** START OF RECORDS PROVIDED **
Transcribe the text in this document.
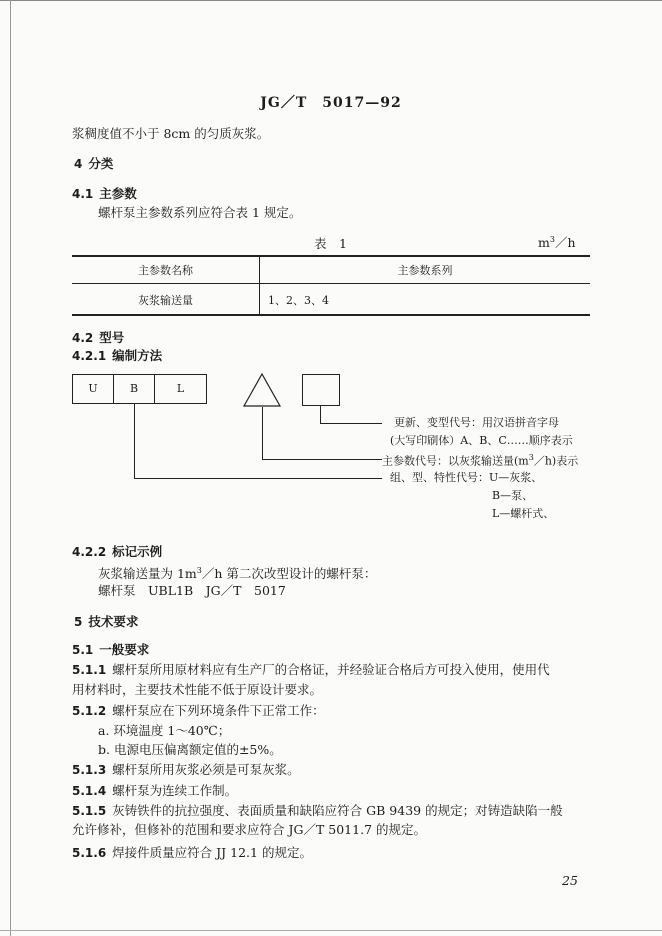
JG／T　5017—92
浆稠度值不小于 8cm 的匀质灰浆。
4 分类
4.1 主参数
螺杆泵主参数系列应符合表 1 规定。
表　1	$m^3/h$
主参数名称	主参数系列
灰浆输送量	1、2、3、4
4.2 型号
4.2.1 编制方法
U	B	L
更新、变型代号：用汉语拼音字母
(大写印刷体）A、B、C……顺序表示
主参数代号：以灰浆输送量$(m^3/h)$表示
组、型、特性代号：U—灰浆、
B—泵、
L—螺杆式、
4.2.2 标记示例
灰浆输送量为 $1m^3/h$ 第二次改型设计的螺杆泵：
螺杆泵　UBL1B　JG／T　5017
5 技术要求
5.1 一般要求
5.1.1 螺杆泵所用原材料应有生产厂的合格证，并经验证合格后方可投入使用，使用代
用材料时，主要技术性能不低于原设计要求。
5.1.2 螺杆泵应在下列环境条件下正常工作：
a. 环境温度 1～40℃；
b. 电源电压偏离额定值的±5%。
5.1.3 螺杆泵所用灰浆必须是可泵灰浆。
5.1.4 螺杆泵为连续工作制。
5.1.5 灰铸铁件的抗拉强度、表面质量和缺陷应符合 GB 9439 的规定；对铸造缺陷一般
允许修补，但修补的范围和要求应符合 JG／T 5011.7 的规定。
5.1.6 焊接件质量应符合 JJ 12.1 的规定。
25
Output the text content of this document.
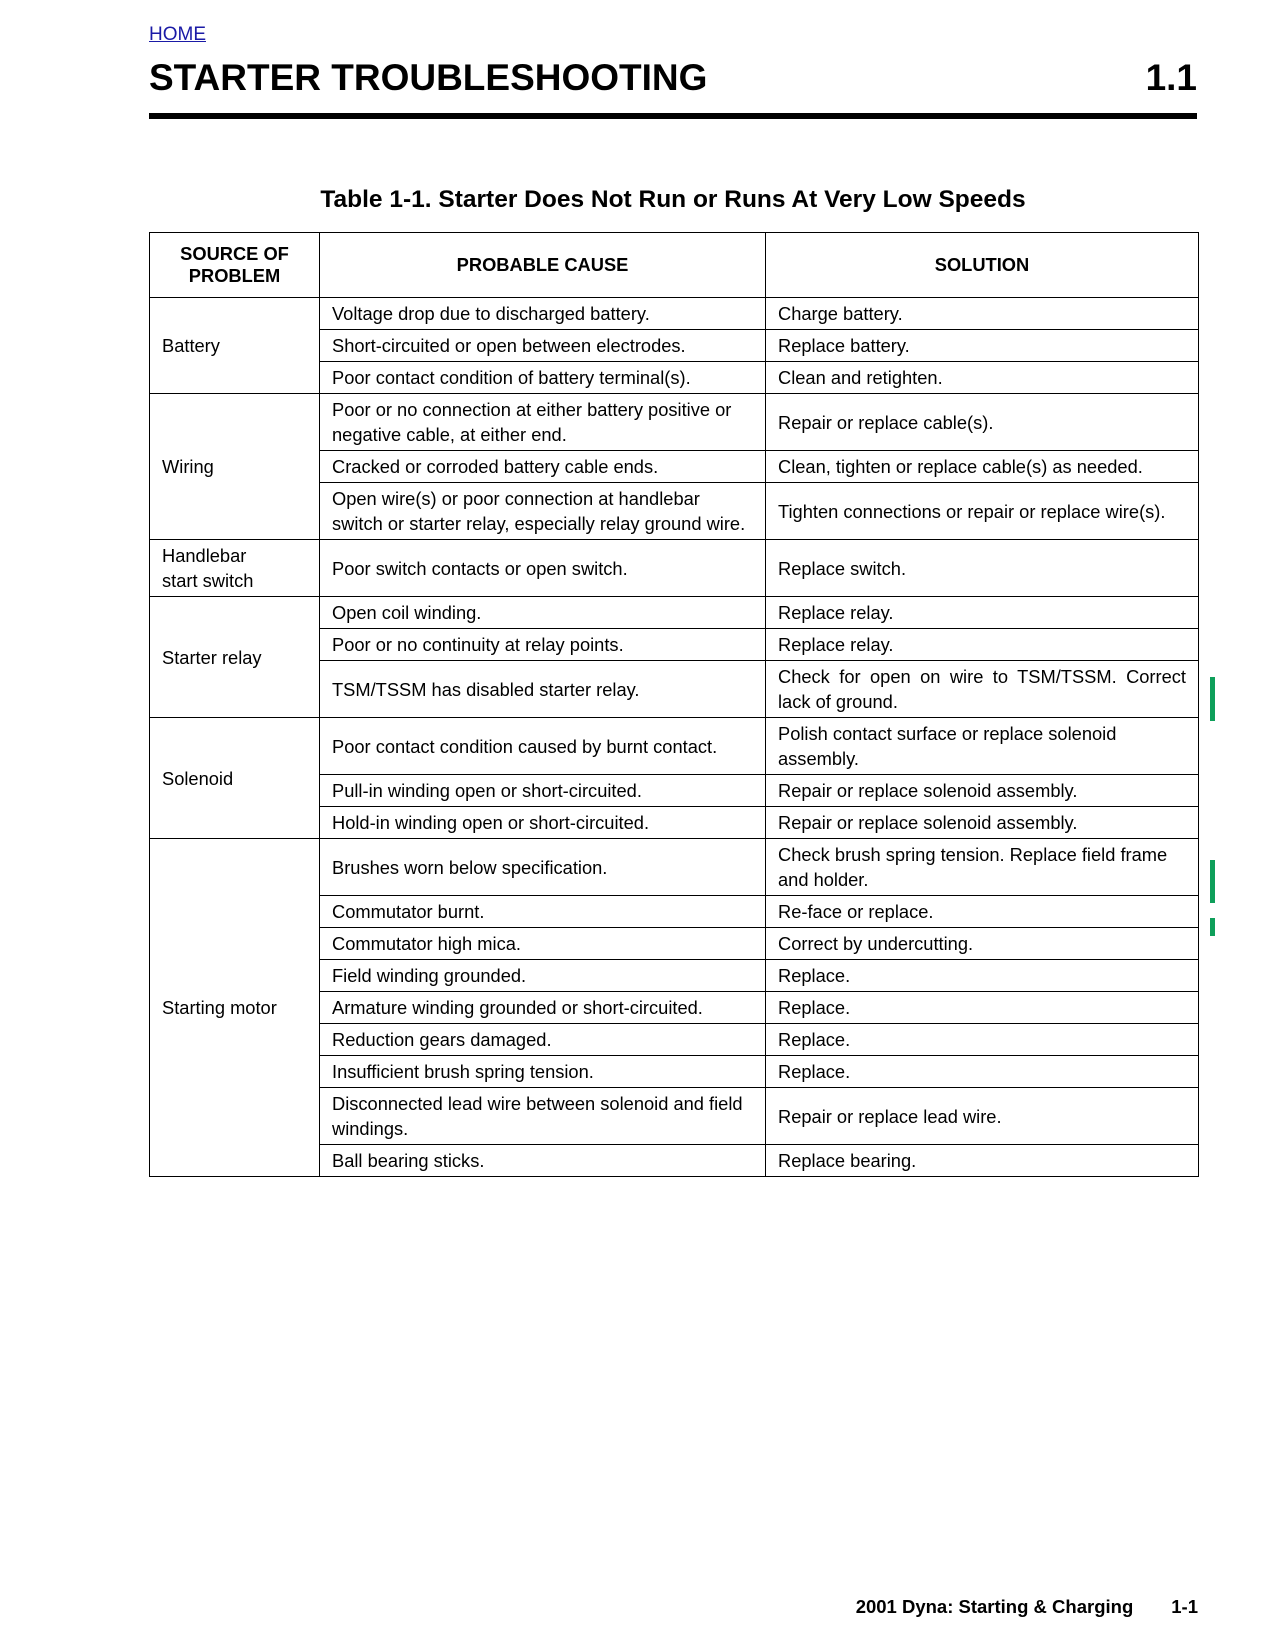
HOME
STARTER TROUBLESHOOTING	1.1
Table 1-1. Starter Does Not Run or Runs At Very Low Speeds
SOURCE OF
PROBLEM	PROBABLE CAUSE	SOLUTION
Battery	Voltage drop due to discharged battery.	Charge battery.
	Short-circuited or open between electrodes.	Replace battery.
	Poor contact condition of battery terminal(s).	Clean and retighten.
Wiring	Poor or no connection at either battery positive or negative cable, at either end.	Repair or replace cable(s).
	Cracked or corroded battery cable ends.	Clean, tighten or replace cable(s) as needed.
	Open wire(s) or poor connection at handlebar switch or starter relay, especially relay ground wire.	Tighten connections or repair or replace wire(s).
Handlebar start switch	Poor switch contacts or open switch.	Replace switch.
Starter relay	Open coil winding.	Replace relay.
	Poor or no continuity at relay points.	Replace relay.
	TSM/TSSM has disabled starter relay.	Check for open on wire to TSM/TSSM. Correct lack of ground.
Solenoid	Poor contact condition caused by burnt contact.	Polish contact surface or replace solenoid assembly.
	Pull-in winding open or short-circuited.	Repair or replace solenoid assembly.
	Hold-in winding open or short-circuited.	Repair or replace solenoid assembly.
Starting motor	Brushes worn below specification.	Check brush spring tension. Replace field frame and holder.
	Commutator burnt.	Re-face or replace.
	Commutator high mica.	Correct by undercutting.
	Field winding grounded.	Replace.
	Armature winding grounded or short-circuited.	Replace.
	Reduction gears damaged.	Replace.
	Insufficient brush spring tension.	Replace.
	Disconnected lead wire between solenoid and field windings.	Repair or replace lead wire.
	Ball bearing sticks.	Replace bearing.
2001 Dyna: Starting & Charging 1-1
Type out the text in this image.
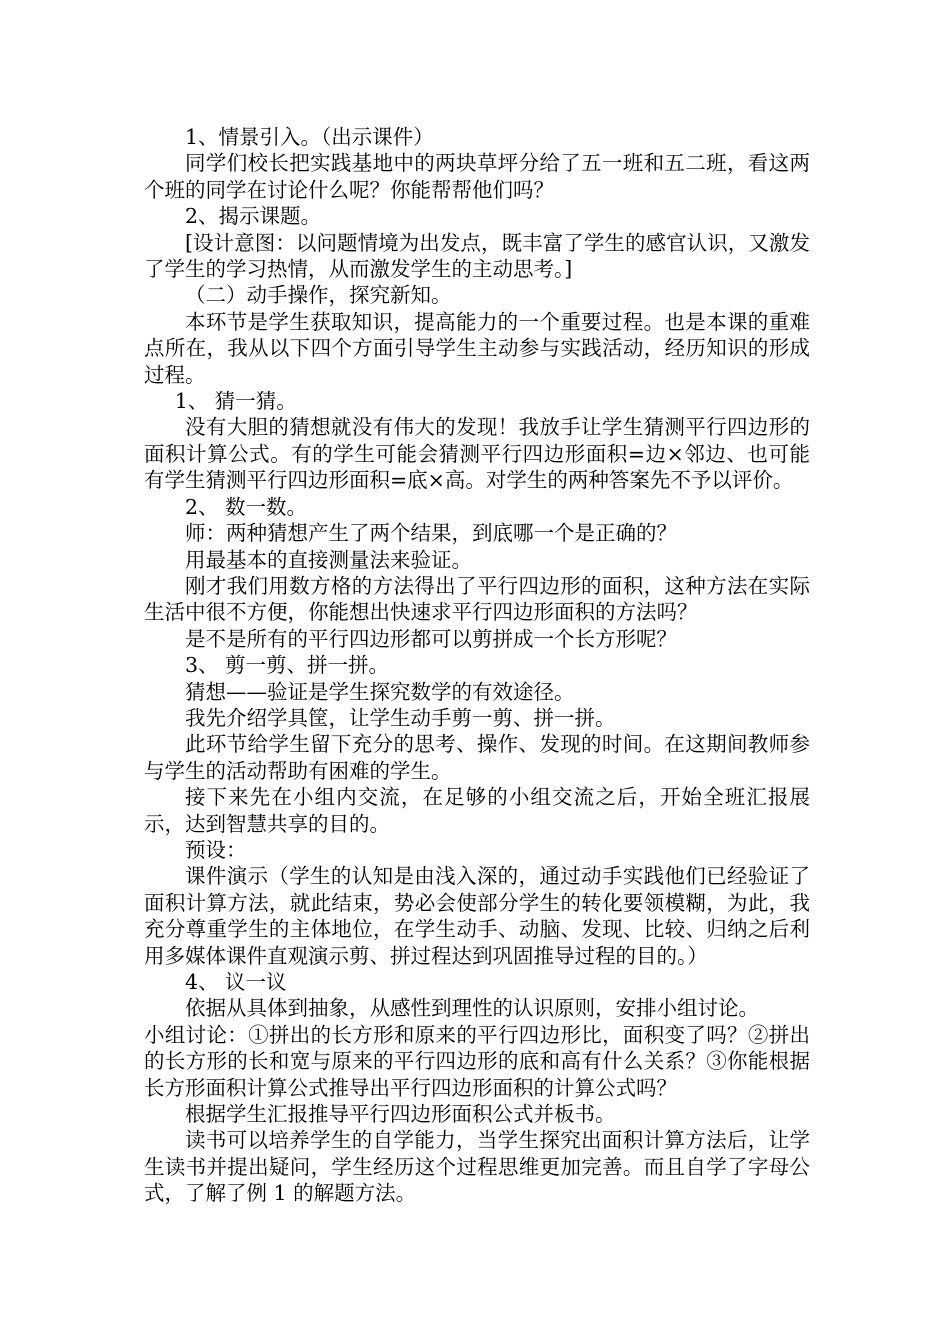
1、情景引入。（出示课件）

同学们校长把实践基地中的两块草坪分给了五一班和五二班，看这两个班的同学在讨论什么呢？你能帮帮他们吗？

2、揭示课题。

[设计意图：以问题情境为出发点，既丰富了学生的感官认识，又激发了学生的学习热情，从而激发学生的主动思考。]

（二）动手操作，探究新知。

本环节是学生获取知识，提高能力的一个重要过程。也是本课的重难点所在，我从以下四个方面引导学生主动参与实践活动，经历知识的形成过程。

1、 猜一猜。

没有大胆的猜想就没有伟大的发现！我放手让学生猜测平行四边形的面积计算公式。有的学生可能会猜测平行四边形面积=边×邻边、也可能有学生猜测平行四边形面积=底×高。对学生的两种答案先不予以评价。

2、 数一数。

师：两种猜想产生了两个结果，到底哪一个是正确的？

用最基本的直接测量法来验证。

刚才我们用数方格的方法得出了平行四边形的面积，这种方法在实际生活中很不方便，你能想出快速求平行四边形面积的方法吗？

是不是所有的平行四边形都可以剪拼成一个长方形呢？

3、 剪一剪、拼一拼。

猜想——验证是学生探究数学的有效途径。

我先介绍学具筐，让学生动手剪一剪、拼一拼。

此环节给学生留下充分的思考、操作、发现的时间。在这期间教师参与学生的活动帮助有困难的学生。

接下来先在小组内交流，在足够的小组交流之后，开始全班汇报展示，达到智慧共享的目的。

预设：

课件演示（学生的认知是由浅入深的，通过动手实践他们已经验证了面积计算方法，就此结束，势必会使部分学生的转化要领模糊，为此，我充分尊重学生的主体地位，在学生动手、动脑、发现、比较、归纳之后利用多媒体课件直观演示剪、拼过程达到巩固推导过程的目的。）

4、 议一议

依据从具体到抽象，从感性到理性的认识原则，安排小组讨论。

小组讨论：①拼出的长方形和原来的平行四边形比，面积变了吗？②拼出的长方形的长和宽与原来的平行四边形的底和高有什么关系？③你能根据长方形面积计算公式推导出平行四边形面积的计算公式吗？

根据学生汇报推导平行四边形面积公式并板书。

读书可以培养学生的自学能力，当学生探究出面积计算方法后，让学生读书并提出疑问，学生经历这个过程思维更加完善。而且自学了字母公式，了解了例 1 的解题方法。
** END OF RECORDS PROVIDED **
▸ **STATED PROBLEM**:
State how many lines of the listing hold the string "battery"; reply with the number and nothing else.

▸ **TASK OUTPUT**:
5